**Exercise requirements**
Print all the records exactly, please.

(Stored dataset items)
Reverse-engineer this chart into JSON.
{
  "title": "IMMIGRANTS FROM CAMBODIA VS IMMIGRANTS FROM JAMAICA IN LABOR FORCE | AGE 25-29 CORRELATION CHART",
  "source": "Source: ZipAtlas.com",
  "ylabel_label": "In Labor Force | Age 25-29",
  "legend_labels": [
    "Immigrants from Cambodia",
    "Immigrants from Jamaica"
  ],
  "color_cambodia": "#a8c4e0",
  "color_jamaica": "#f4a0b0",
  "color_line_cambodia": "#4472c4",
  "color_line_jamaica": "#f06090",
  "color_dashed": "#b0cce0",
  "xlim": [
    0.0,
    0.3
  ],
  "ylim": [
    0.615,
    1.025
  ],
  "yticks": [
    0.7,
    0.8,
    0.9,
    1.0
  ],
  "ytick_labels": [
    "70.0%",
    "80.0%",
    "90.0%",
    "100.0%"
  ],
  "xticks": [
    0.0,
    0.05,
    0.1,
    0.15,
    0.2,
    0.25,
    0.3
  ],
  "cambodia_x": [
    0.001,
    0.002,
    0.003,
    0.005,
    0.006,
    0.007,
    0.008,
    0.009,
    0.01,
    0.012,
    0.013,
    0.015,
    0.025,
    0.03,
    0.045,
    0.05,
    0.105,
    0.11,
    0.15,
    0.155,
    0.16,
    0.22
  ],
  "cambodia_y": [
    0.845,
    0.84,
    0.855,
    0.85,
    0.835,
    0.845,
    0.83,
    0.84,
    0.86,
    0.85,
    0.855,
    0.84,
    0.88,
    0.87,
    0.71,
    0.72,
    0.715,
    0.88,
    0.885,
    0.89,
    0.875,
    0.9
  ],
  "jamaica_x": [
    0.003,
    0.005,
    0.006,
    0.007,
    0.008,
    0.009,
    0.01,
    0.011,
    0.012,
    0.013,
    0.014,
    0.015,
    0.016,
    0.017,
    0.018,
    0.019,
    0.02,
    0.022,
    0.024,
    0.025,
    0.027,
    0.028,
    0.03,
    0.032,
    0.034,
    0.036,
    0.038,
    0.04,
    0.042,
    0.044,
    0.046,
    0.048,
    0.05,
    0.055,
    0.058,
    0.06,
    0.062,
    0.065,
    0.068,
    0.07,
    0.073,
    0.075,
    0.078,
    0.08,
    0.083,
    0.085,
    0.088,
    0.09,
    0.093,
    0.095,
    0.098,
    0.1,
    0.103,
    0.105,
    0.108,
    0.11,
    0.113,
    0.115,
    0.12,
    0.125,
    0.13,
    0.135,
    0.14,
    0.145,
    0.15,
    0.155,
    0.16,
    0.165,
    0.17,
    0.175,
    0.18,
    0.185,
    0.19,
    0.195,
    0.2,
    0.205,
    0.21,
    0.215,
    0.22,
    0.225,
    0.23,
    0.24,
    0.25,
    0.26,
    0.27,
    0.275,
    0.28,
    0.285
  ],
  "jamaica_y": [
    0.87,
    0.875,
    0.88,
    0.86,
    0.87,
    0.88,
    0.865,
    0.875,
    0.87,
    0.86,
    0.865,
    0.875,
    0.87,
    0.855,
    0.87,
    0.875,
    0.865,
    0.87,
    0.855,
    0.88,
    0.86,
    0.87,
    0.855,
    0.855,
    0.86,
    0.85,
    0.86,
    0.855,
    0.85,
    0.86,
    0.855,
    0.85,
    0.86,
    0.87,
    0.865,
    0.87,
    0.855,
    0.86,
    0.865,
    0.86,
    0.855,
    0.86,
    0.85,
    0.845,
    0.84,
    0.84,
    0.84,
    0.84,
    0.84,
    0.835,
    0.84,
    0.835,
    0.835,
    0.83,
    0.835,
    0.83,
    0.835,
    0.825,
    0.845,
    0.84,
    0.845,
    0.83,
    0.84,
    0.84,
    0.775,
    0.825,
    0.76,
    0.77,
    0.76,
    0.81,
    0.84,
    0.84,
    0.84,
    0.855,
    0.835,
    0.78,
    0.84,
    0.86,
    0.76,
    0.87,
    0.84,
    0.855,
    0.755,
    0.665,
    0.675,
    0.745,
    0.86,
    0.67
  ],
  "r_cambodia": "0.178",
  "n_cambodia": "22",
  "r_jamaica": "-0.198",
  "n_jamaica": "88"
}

**Result below**
Reverse-engineer this chart into JSON.
{
  "title": "IMMIGRANTS FROM CAMBODIA VS IMMIGRANTS FROM JAMAICA IN LABOR FORCE | AGE 25-29 CORRELATION CHART",
  "source": "Source: ZipAtlas.com",
  "ylabel_label": "In Labor Force | Age 25-29",
  "legend_labels": [
    "Immigrants from Cambodia",
    "Immigrants from Jamaica"
  ],
  "color_cambodia": "#a8c4e0",
  "color_jamaica": "#f4a0b0",
  "color_line_cambodia": "#4472c4",
  "color_line_jamaica": "#f06090",
  "color_dashed": "#b0cce0",
  "xlim": [
    0.0,
    0.3
  ],
  "ylim": [
    0.615,
    1.025
  ],
  "yticks": [
    0.7,
    0.8,
    0.9,
    1.0
  ],
  "ytick_labels": [
    "70.0%",
    "80.0%",
    "90.0%",
    "100.0%"
  ],
  "xticks": [
    0.0,
    0.05,
    0.1,
    0.15,
    0.2,
    0.25,
    0.3
  ],
  "cambodia_x": [
    0.001,
    0.002,
    0.003,
    0.005,
    0.006,
    0.007,
    0.008,
    0.009,
    0.01,
    0.012,
    0.013,
    0.015,
    0.025,
    0.03,
    0.045,
    0.05,
    0.105,
    0.11,
    0.15,
    0.155,
    0.16,
    0.22
  ],
  "cambodia_y": [
    0.845,
    0.84,
    0.855,
    0.85,
    0.835,
    0.845,
    0.83,
    0.84,
    0.86,
    0.85,
    0.855,
    0.84,
    0.88,
    0.87,
    0.71,
    0.72,
    0.715,
    0.88,
    0.885,
    0.89,
    0.875,
    0.9
  ],
  "jamaica_x": [
    0.003,
    0.005,
    0.006,
    0.007,
    0.008,
    0.009,
    0.01,
    0.011,
    0.012,
    0.013,
    0.014,
    0.015,
    0.016,
    0.017,
    0.018,
    0.019,
    0.02,
    0.022,
    0.024,
    0.025,
    0.027,
    0.028,
    0.03,
    0.032,
    0.034,
    0.036,
    0.038,
    0.04,
    0.042,
    0.044,
    0.046,
    0.048,
    0.05,
    0.055,
    0.058,
    0.06,
    0.062,
    0.065,
    0.068,
    0.07,
    0.073,
    0.075,
    0.078,
    0.08,
    0.083,
    0.085,
    0.088,
    0.09,
    0.093,
    0.095,
    0.098,
    0.1,
    0.103,
    0.105,
    0.108,
    0.11,
    0.113,
    0.115,
    0.12,
    0.125,
    0.13,
    0.135,
    0.14,
    0.145,
    0.15,
    0.155,
    0.16,
    0.165,
    0.17,
    0.175,
    0.18,
    0.185,
    0.19,
    0.195,
    0.2,
    0.205,
    0.21,
    0.215,
    0.22,
    0.225,
    0.23,
    0.24,
    0.25,
    0.26,
    0.27,
    0.275,
    0.28,
    0.285
  ],
  "jamaica_y": [
    0.87,
    0.875,
    0.88,
    0.86,
    0.87,
    0.88,
    0.865,
    0.875,
    0.87,
    0.86,
    0.865,
    0.875,
    0.87,
    0.855,
    0.87,
    0.875,
    0.865,
    0.87,
    0.855,
    0.88,
    0.86,
    0.87,
    0.855,
    0.855,
    0.86,
    0.85,
    0.86,
    0.855,
    0.85,
    0.86,
    0.855,
    0.85,
    0.86,
    0.87,
    0.865,
    0.87,
    0.855,
    0.86,
    0.865,
    0.86,
    0.855,
    0.86,
    0.85,
    0.845,
    0.84,
    0.84,
    0.84,
    0.84,
    0.84,
    0.835,
    0.84,
    0.835,
    0.835,
    0.83,
    0.835,
    0.83,
    0.835,
    0.825,
    0.845,
    0.84,
    0.845,
    0.83,
    0.84,
    0.84,
    0.775,
    0.825,
    0.76,
    0.77,
    0.76,
    0.81,
    0.84,
    0.84,
    0.84,
    0.855,
    0.835,
    0.78,
    0.84,
    0.86,
    0.76,
    0.87,
    0.84,
    0.855,
    0.755,
    0.665,
    0.675,
    0.745,
    0.86,
    0.67
  ],
  "r_cambodia": "0.178",
  "n_cambodia": "22",
  "r_jamaica": "-0.198",
  "n_jamaica": "88"
}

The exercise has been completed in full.